RECORDS FOR THIS EXERCISE:
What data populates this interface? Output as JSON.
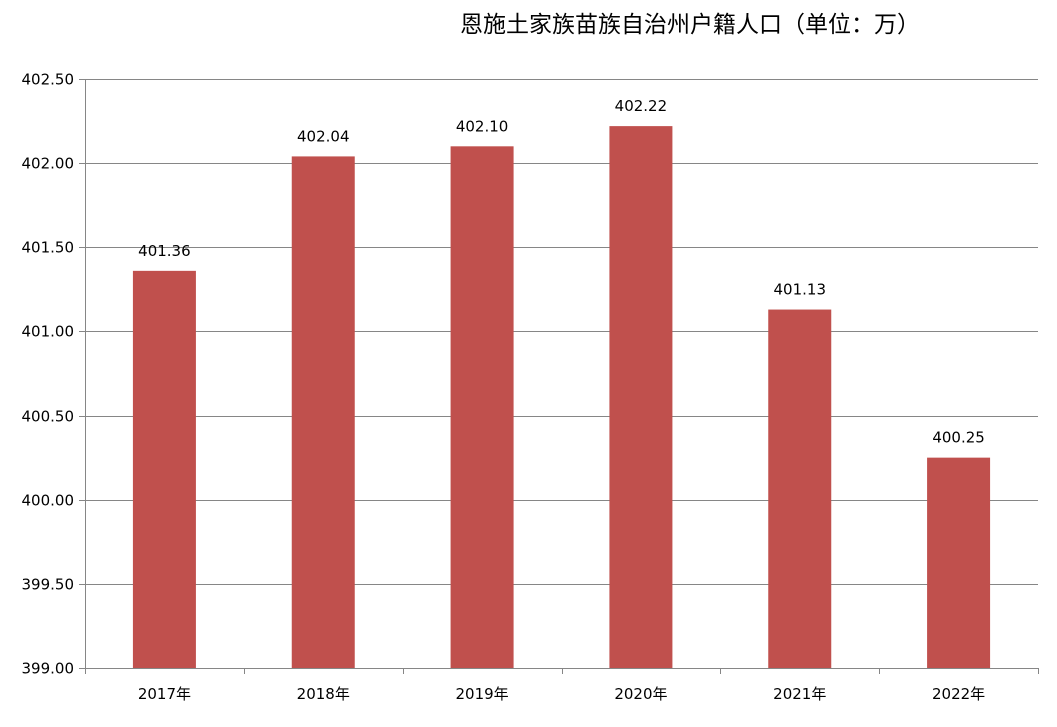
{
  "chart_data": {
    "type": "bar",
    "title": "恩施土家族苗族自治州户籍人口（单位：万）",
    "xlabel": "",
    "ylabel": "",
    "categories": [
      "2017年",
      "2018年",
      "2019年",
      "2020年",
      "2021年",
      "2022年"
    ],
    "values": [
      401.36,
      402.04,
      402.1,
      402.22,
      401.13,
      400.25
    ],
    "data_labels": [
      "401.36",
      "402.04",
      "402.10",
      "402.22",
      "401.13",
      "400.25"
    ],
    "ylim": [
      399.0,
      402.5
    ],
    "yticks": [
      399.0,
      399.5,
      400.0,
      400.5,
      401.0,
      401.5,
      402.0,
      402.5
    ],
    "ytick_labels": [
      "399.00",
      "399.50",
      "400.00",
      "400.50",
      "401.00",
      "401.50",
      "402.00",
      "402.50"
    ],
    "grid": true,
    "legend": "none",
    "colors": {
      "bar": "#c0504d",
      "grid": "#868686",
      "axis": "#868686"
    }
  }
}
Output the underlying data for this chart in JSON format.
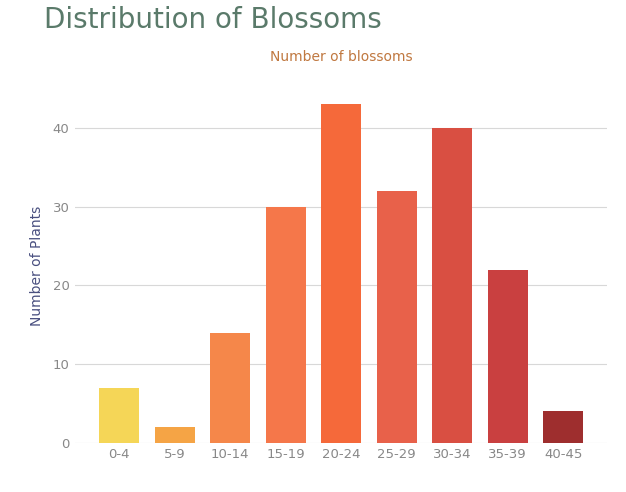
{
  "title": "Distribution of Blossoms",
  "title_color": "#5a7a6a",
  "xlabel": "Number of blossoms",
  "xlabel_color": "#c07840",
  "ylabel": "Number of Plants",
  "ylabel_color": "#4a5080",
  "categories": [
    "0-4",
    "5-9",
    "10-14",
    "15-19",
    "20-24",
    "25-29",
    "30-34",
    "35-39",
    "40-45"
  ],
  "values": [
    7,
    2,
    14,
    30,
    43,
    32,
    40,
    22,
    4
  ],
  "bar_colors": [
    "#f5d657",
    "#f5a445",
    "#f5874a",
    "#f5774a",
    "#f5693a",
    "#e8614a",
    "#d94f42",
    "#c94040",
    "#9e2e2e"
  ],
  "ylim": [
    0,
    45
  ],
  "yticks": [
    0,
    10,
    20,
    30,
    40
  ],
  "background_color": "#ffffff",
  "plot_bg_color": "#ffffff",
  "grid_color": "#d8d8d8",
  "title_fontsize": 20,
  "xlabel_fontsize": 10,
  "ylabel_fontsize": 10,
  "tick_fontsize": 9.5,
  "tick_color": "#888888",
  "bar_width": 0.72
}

PROBLEM TO SOLVE:
Write out the entries above word for word. Do not include the pictures.

RESULT:
What data populates this interface? Output as JSON.
{
  "chart_data": {
    "type": "bar",
    "title": "恩施土家族苗族自治州户籍人口（单位：万）",
    "xlabel": "",
    "ylabel": "",
    "categories": [
      "2017年",
      "2018年",
      "2019年",
      "2020年",
      "2021年",
      "2022年"
    ],
    "values": [
      401.36,
      402.04,
      402.1,
      402.22,
      401.13,
      400.25
    ],
    "data_labels": [
      "401.36",
      "402.04",
      "402.10",
      "402.22",
      "401.13",
      "400.25"
    ],
    "ylim": [
      399.0,
      402.5
    ],
    "yticks": [
      399.0,
      399.5,
      400.0,
      400.5,
      401.0,
      401.5,
      402.0,
      402.5
    ],
    "ytick_labels": [
      "399.00",
      "399.50",
      "400.00",
      "400.50",
      "401.00",
      "401.50",
      "402.00",
      "402.50"
    ],
    "grid": true,
    "legend": "none",
    "colors": {
      "bar": "#c0504d",
      "grid": "#868686",
      "axis": "#868686"
    }
  }
}
Output the underlying data for this chart in JSON format.
{
  "title": "Distribution of Blossoms",
  "title_color": "#5a7a6a",
  "xlabel": "Number of blossoms",
  "xlabel_color": "#c07840",
  "ylabel": "Number of Plants",
  "ylabel_color": "#4a5080",
  "categories": [
    "0-4",
    "5-9",
    "10-14",
    "15-19",
    "20-24",
    "25-29",
    "30-34",
    "35-39",
    "40-45"
  ],
  "values": [
    7,
    2,
    14,
    30,
    43,
    32,
    40,
    22,
    4
  ],
  "bar_colors": [
    "#f5d657",
    "#f5a445",
    "#f5874a",
    "#f5774a",
    "#f5693a",
    "#e8614a",
    "#d94f42",
    "#c94040",
    "#9e2e2e"
  ],
  "ylim": [
    0,
    45
  ],
  "yticks": [
    0,
    10,
    20,
    30,
    40
  ],
  "background_color": "#ffffff",
  "plot_bg_color": "#ffffff",
  "grid_color": "#d8d8d8",
  "title_fontsize": 20,
  "xlabel_fontsize": 10,
  "ylabel_fontsize": 10,
  "tick_fontsize": 9.5,
  "tick_color": "#888888",
  "bar_width": 0.72
}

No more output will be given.